To do:
For the records below, say how many lines contain the string "virtual". Give the number only.

## begin

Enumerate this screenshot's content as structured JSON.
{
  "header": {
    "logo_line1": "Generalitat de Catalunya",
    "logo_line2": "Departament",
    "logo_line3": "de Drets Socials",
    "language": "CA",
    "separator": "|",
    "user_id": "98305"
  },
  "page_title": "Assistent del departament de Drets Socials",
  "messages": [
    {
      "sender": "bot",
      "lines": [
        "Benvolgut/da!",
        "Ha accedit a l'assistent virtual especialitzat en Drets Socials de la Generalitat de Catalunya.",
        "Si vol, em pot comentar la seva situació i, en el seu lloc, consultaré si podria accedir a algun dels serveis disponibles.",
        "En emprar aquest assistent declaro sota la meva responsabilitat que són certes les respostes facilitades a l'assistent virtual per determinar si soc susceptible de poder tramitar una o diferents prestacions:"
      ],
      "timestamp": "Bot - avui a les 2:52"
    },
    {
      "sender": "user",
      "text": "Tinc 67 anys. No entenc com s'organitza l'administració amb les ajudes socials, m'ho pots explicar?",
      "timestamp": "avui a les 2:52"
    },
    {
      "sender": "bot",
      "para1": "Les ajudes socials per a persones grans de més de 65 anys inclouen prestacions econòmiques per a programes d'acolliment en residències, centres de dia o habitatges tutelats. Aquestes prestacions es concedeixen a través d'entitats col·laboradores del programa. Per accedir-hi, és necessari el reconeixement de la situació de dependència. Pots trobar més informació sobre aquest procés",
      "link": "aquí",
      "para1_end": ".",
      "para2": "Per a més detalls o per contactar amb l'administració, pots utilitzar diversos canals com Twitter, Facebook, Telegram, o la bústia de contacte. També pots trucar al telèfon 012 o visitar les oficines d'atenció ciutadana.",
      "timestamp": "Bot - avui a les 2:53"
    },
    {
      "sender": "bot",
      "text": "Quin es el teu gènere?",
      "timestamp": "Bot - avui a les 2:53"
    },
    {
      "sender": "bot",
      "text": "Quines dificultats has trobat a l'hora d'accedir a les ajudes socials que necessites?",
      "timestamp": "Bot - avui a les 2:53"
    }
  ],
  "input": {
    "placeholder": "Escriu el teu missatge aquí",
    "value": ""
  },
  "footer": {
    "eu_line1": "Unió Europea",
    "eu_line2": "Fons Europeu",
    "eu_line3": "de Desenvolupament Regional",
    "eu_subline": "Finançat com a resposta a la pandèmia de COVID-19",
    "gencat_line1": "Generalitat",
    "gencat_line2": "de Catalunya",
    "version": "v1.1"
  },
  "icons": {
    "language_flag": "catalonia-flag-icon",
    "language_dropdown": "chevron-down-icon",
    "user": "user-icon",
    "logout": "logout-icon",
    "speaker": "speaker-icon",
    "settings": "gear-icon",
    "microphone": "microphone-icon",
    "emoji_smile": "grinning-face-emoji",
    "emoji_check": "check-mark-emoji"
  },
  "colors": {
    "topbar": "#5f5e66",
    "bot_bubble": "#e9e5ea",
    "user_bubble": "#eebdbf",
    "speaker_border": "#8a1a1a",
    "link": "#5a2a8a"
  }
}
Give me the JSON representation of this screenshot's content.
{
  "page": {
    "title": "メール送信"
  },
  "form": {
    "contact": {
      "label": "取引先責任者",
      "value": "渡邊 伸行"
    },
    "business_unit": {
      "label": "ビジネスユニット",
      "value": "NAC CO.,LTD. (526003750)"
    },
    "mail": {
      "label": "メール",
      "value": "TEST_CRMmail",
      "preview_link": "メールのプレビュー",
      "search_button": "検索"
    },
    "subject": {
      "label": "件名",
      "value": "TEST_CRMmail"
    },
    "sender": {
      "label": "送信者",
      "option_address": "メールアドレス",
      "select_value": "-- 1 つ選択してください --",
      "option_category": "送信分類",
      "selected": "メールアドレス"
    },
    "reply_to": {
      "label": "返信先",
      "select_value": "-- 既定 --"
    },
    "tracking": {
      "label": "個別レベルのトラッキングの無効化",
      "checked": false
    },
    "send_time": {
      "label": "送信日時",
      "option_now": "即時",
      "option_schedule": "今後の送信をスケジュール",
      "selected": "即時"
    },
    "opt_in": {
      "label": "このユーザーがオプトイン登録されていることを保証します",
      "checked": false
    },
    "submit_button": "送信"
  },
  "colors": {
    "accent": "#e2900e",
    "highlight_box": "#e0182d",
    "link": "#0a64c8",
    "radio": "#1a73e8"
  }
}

## end

Final answer:
2